(Stored items)
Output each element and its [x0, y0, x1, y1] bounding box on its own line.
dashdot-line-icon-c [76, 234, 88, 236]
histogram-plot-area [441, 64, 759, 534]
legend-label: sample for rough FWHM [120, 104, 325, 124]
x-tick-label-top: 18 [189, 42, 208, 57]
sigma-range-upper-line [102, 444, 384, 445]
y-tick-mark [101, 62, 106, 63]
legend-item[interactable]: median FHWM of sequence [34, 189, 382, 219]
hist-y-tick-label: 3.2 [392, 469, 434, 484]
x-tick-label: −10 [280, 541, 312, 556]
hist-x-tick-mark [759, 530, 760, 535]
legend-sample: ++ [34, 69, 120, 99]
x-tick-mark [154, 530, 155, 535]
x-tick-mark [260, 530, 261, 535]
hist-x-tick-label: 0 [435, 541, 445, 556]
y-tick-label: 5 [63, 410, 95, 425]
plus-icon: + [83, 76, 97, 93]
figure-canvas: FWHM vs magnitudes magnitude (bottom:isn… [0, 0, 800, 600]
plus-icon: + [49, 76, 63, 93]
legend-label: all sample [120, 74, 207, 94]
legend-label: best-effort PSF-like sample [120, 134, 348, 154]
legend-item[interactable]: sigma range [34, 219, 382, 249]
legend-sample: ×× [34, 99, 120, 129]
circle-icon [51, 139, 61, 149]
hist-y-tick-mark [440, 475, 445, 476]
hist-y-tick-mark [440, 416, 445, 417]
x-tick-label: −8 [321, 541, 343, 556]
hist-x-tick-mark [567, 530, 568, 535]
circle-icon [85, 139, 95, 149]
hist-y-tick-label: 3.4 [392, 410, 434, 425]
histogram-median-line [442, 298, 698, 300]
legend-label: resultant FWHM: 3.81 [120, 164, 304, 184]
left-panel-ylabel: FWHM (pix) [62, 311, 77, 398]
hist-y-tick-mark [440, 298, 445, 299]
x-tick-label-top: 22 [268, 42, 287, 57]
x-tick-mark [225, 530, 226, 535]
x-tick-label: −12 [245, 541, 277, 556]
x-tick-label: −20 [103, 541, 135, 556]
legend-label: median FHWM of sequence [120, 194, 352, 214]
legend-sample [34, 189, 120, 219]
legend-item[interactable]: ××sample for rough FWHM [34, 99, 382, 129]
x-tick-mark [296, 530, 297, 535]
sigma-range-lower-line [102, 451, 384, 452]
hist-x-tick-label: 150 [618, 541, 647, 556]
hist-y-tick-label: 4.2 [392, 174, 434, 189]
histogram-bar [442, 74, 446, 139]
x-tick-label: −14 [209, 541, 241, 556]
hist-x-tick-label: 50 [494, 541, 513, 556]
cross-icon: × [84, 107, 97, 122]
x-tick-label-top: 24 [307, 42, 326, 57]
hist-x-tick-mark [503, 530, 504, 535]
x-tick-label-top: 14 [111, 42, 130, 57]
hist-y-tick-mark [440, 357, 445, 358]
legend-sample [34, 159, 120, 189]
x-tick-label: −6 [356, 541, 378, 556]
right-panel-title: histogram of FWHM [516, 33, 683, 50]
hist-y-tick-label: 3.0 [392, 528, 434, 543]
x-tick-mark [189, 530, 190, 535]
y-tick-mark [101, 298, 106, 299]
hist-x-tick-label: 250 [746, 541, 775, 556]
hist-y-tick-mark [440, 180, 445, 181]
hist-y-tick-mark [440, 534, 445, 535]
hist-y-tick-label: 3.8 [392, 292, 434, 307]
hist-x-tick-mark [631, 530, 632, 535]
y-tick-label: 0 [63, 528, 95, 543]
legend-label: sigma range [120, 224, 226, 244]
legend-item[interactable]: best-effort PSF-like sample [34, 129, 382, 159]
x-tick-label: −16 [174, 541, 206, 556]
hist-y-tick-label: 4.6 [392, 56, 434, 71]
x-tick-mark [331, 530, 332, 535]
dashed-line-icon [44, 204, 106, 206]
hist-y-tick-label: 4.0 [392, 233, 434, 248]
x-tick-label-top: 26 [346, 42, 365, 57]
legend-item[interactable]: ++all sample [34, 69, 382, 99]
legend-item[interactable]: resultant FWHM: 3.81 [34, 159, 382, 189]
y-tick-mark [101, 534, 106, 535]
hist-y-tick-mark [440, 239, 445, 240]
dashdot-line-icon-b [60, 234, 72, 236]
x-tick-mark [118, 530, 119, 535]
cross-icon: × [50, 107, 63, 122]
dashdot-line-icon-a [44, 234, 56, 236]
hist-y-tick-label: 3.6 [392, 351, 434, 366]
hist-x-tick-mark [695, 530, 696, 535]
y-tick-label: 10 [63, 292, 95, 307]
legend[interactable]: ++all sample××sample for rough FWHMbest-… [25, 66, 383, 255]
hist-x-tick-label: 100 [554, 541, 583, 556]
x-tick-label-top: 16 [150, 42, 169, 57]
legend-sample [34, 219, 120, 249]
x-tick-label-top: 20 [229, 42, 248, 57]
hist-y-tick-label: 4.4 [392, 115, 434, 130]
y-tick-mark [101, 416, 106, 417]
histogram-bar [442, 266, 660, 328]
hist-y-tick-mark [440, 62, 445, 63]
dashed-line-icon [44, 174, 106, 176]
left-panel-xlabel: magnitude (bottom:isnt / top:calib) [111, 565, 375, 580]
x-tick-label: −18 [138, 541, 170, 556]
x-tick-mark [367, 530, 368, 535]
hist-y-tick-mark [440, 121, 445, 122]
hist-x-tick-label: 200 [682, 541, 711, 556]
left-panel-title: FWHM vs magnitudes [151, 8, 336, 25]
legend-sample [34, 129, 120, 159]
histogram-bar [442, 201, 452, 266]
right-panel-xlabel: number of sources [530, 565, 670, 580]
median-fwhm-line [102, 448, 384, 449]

▸ THE TASK
Please rewrite every stored item above as a numbered list, leaving out any blank lines.

▸ COMPLETE ANSWER
1. Output each element and its [x0, y0, x1, y1] bounding box on its own line.
2. dashdot-line-icon-c [76, 234, 88, 236]
3. histogram-plot-area [441, 64, 759, 534]
4. legend-label: sample for rough FWHM [120, 104, 325, 124]
5. x-tick-label-top: 18 [189, 42, 208, 57]
6. sigma-range-upper-line [102, 444, 384, 445]
7. y-tick-mark [101, 62, 106, 63]
8. legend-item[interactable]: median FHWM of sequence [34, 189, 382, 219]
9. hist-y-tick-label: 3.2 [392, 469, 434, 484]
10. x-tick-label: −10 [280, 541, 312, 556]
11. hist-x-tick-mark [759, 530, 760, 535]
12. legend-sample: ++ [34, 69, 120, 99]
13. x-tick-mark [154, 530, 155, 535]
14. x-tick-mark [260, 530, 261, 535]
15. hist-x-tick-label: 0 [435, 541, 445, 556]
16. y-tick-label: 5 [63, 410, 95, 425]
17. plus-icon: + [83, 76, 97, 93]
18. figure-canvas: FWHM vs magnitudes magnitude (bottom:isn… [0, 0, 800, 600]
19. plus-icon: + [49, 76, 63, 93]
20. legend-label: all sample [120, 74, 207, 94]
21. legend-label: best-effort PSF-like sample [120, 134, 348, 154]
22. legend-item[interactable]: sigma range [34, 219, 382, 249]
23. legend-sample: ×× [34, 99, 120, 129]
24. circle-icon [51, 139, 61, 149]
25. hist-y-tick-mark [440, 475, 445, 476]
26. hist-y-tick-mark [440, 416, 445, 417]
27. x-tick-label: −8 [321, 541, 343, 556]
28. hist-x-tick-mark [567, 530, 568, 535]
29. circle-icon [85, 139, 95, 149]
30. hist-y-tick-label: 3.4 [392, 410, 434, 425]
31. histogram-median-line [442, 298, 698, 300]
32. legend-label: resultant FWHM: 3.81 [120, 164, 304, 184]
33. left-panel-ylabel: FWHM (pix) [62, 311, 77, 398]
34. hist-y-tick-mark [440, 298, 445, 299]
35. x-tick-label-top: 22 [268, 42, 287, 57]
36. x-tick-mark [225, 530, 226, 535]
37. x-tick-label: −12 [245, 541, 277, 556]
38. x-tick-label: −20 [103, 541, 135, 556]
39. legend-label: median FHWM of sequence [120, 194, 352, 214]
40. legend-sample [34, 189, 120, 219]
41. legend-item[interactable]: ××sample for rough FWHM [34, 99, 382, 129]
42. x-tick-mark [296, 530, 297, 535]
43. sigma-range-lower-line [102, 451, 384, 452]
44. hist-x-tick-label: 150 [618, 541, 647, 556]
45. hist-y-tick-label: 4.2 [392, 174, 434, 189]
46. histogram-bar [442, 74, 446, 139]
47. x-tick-label: −14 [209, 541, 241, 556]
48. hist-x-tick-label: 50 [494, 541, 513, 556]
49. cross-icon: × [84, 107, 97, 122]
50. x-tick-label-top: 24 [307, 42, 326, 57]
51. hist-x-tick-mark [503, 530, 504, 535]
52. x-tick-label-top: 14 [111, 42, 130, 57]
53. hist-y-tick-mark [440, 357, 445, 358]
54. legend-sample [34, 159, 120, 189]
55. x-tick-label: −6 [356, 541, 378, 556]
56. right-panel-title: histogram of FWHM [516, 33, 683, 50]
57. hist-y-tick-label: 3.0 [392, 528, 434, 543]
58. x-tick-mark [189, 530, 190, 535]
59. y-tick-mark [101, 298, 106, 299]
60. hist-x-tick-label: 250 [746, 541, 775, 556]
61. hist-y-tick-mark [440, 180, 445, 181]
62. hist-y-tick-mark [440, 534, 445, 535]
63. hist-y-tick-label: 3.8 [392, 292, 434, 307]
64. hist-x-tick-mark [631, 530, 632, 535]
65. y-tick-label: 0 [63, 528, 95, 543]
66. legend-label: sigma range [120, 224, 226, 244]
67. legend-item[interactable]: best-effort PSF-like sample [34, 129, 382, 159]
68. x-tick-label: −16 [174, 541, 206, 556]
69. hist-y-tick-label: 4.6 [392, 56, 434, 71]
70. x-tick-mark [331, 530, 332, 535]
71. dashed-line-icon [44, 204, 106, 206]
72. hist-y-tick-label: 4.0 [392, 233, 434, 248]
73. x-tick-label-top: 26 [346, 42, 365, 57]
74. legend-item[interactable]: ++all sample [34, 69, 382, 99]
75. legend-item[interactable]: resultant FWHM: 3.81 [34, 159, 382, 189]
76. y-tick-mark [101, 534, 106, 535]
77. hist-y-tick-mark [440, 239, 445, 240]
78. dashdot-line-icon-b [60, 234, 72, 236]
79. x-tick-mark [118, 530, 119, 535]
80. cross-icon: × [50, 107, 63, 122]
81. dashdot-line-icon-a [44, 234, 56, 236]
82. hist-y-tick-label: 3.6 [392, 351, 434, 366]
83. hist-x-tick-mark [695, 530, 696, 535]
84. y-tick-label: 10 [63, 292, 95, 307]
85. legend[interactable]: ++all sample××sample for rough FWHMbest-… [25, 66, 383, 255]
86. hist-x-tick-label: 100 [554, 541, 583, 556]
87. x-tick-label-top: 16 [150, 42, 169, 57]
88. legend-sample [34, 219, 120, 249]
89. x-tick-label-top: 20 [229, 42, 248, 57]
90. hist-y-tick-label: 4.4 [392, 115, 434, 130]
91. y-tick-mark [101, 416, 106, 417]
92. histogram-bar [442, 266, 660, 328]
93. hist-y-tick-mark [440, 62, 445, 63]
94. dashed-line-icon [44, 174, 106, 176]
95. left-panel-xlabel: magnitude (bottom:isnt / top:calib) [111, 565, 375, 580]
96. x-tick-label: −18 [138, 541, 170, 556]
97. x-tick-mark [367, 530, 368, 535]
98. hist-y-tick-mark [440, 121, 445, 122]
99. hist-x-tick-label: 200 [682, 541, 711, 556]
100. left-panel-title: FWHM vs magnitudes [151, 8, 336, 25]
101. legend-sample [34, 129, 120, 159]
102. histogram-bar [442, 201, 452, 266]
103. right-panel-xlabel: number of sources [530, 565, 670, 580]
104. median-fwhm-line [102, 448, 384, 449]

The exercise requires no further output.